- [Goal]: Your job is to retype all of the data word for word, leaving every image out.
+ + + + +
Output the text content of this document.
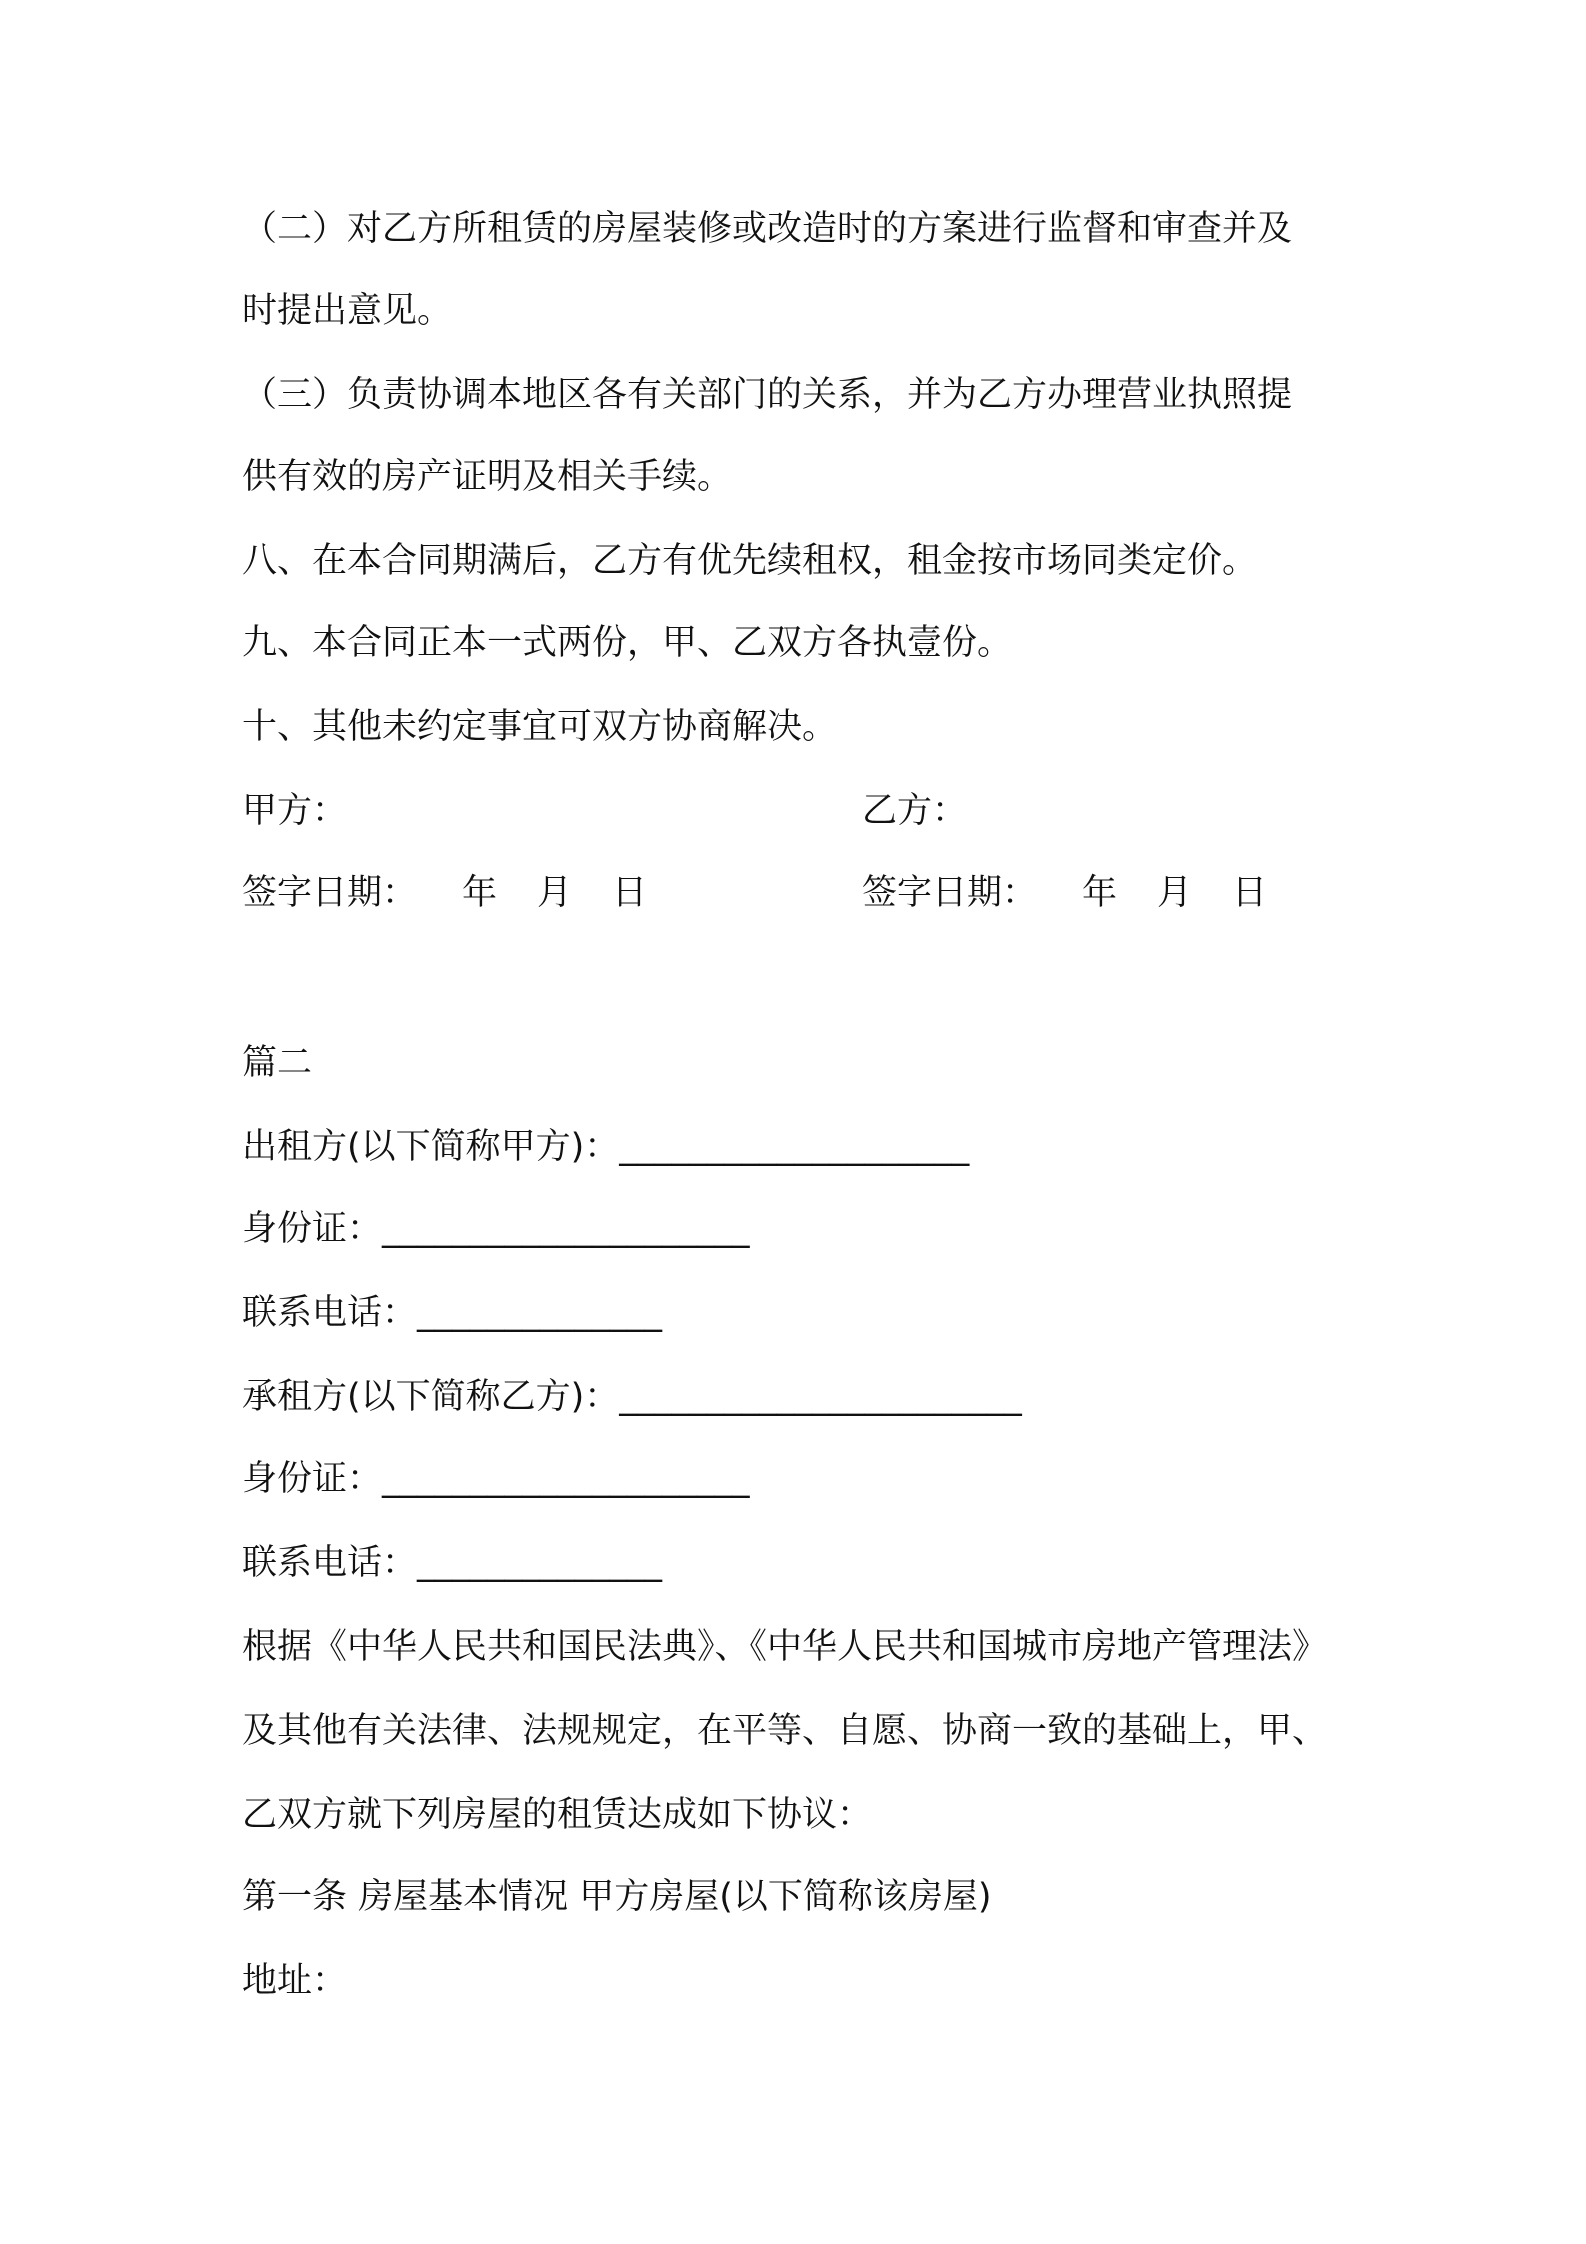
（二）对乙方所租赁的房屋装修或改造时的方案进行监督和审查并及
时提出意见。
（三）负责协调本地区各有关部门的关系，并为乙方办理营业执照提
供有效的房产证明及相关手续。
八、在本合同期满后，乙方有优先续租权，租金按市场同类定价。
九、本合同正本一式两份，甲、乙双方各执壹份。
十、其他未约定事宜可双方协商解决。
甲方：	乙方：
签字日期： 年 月 日	签字日期： 年 月 日
篇二
出租方(以下简称甲方)：____________________
身份证：_____________________
联系电话：______________
承租方(以下简称乙方)：_______________________
身份证：_____________________
联系电话：______________
根据《中华人民共和国民法典》、《中华人民共和国城市房地产管理法》
及其他有关法律、法规规定，在平等、自愿、协商一致的基础上，甲、
乙双方就下列房屋的租赁达成如下协议：
第一条 房屋基本情况 甲方房屋(以下简称该房屋)
地址：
+ + + + +
- [Reply to the task]:
Output the text content of this document.
（二）对乙方所租赁的房屋装修或改造时的方案进行监督和审查并及
时提出意见。
（三）负责协调本地区各有关部门的关系，并为乙方办理营业执照提
供有效的房产证明及相关手续。
八、在本合同期满后，乙方有优先续租权，租金按市场同类定价。
九、本合同正本一式两份，甲、乙双方各执壹份。
十、其他未约定事宜可双方协商解决。
甲方：	乙方：
签字日期： 年 月 日	签字日期： 年 月 日
篇二
出租方(以下简称甲方)：____________________
身份证：_____________________
联系电话：______________
承租方(以下简称乙方)：_______________________
身份证：_____________________
联系电话：______________
根据《中华人民共和国民法典》、《中华人民共和国城市房地产管理法》
及其他有关法律、法规规定，在平等、自愿、协商一致的基础上，甲、
乙双方就下列房屋的租赁达成如下协议：
第一条 房屋基本情况 甲方房屋(以下简称该房屋)
地址：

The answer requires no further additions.